» **Exercise inputs**:
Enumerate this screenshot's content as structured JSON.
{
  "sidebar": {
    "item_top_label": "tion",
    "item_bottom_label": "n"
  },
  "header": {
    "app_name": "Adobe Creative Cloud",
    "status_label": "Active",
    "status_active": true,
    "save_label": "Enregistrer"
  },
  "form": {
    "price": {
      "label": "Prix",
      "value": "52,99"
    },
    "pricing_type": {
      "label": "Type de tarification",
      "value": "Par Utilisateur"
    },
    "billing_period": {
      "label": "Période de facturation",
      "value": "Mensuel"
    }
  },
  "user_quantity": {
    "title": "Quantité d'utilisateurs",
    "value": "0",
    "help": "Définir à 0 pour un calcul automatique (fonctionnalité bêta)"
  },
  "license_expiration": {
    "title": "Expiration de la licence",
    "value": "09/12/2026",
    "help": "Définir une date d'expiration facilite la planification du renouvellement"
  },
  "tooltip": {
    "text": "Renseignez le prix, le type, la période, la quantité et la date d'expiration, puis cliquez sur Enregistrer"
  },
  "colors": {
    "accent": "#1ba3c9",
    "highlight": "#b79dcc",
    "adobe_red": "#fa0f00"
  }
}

» **What to produce**: Extract all lines as given.

» **The reply**:
Enumerate this screenshot's content as structured JSON.
{
  "sidebar": {
    "item_top_label": "tion",
    "item_bottom_label": "n"
  },
  "header": {
    "app_name": "Adobe Creative Cloud",
    "status_label": "Active",
    "status_active": true,
    "save_label": "Enregistrer"
  },
  "form": {
    "price": {
      "label": "Prix",
      "value": "52,99"
    },
    "pricing_type": {
      "label": "Type de tarification",
      "value": "Par Utilisateur"
    },
    "billing_period": {
      "label": "Période de facturation",
      "value": "Mensuel"
    }
  },
  "user_quantity": {
    "title": "Quantité d'utilisateurs",
    "value": "0",
    "help": "Définir à 0 pour un calcul automatique (fonctionnalité bêta)"
  },
  "license_expiration": {
    "title": "Expiration de la licence",
    "value": "09/12/2026",
    "help": "Définir une date d'expiration facilite la planification du renouvellement"
  },
  "tooltip": {
    "text": "Renseignez le prix, le type, la période, la quantité et la date d'expiration, puis cliquez sur Enregistrer"
  },
  "colors": {
    "accent": "#1ba3c9",
    "highlight": "#b79dcc",
    "adobe_red": "#fa0f00"
  }
}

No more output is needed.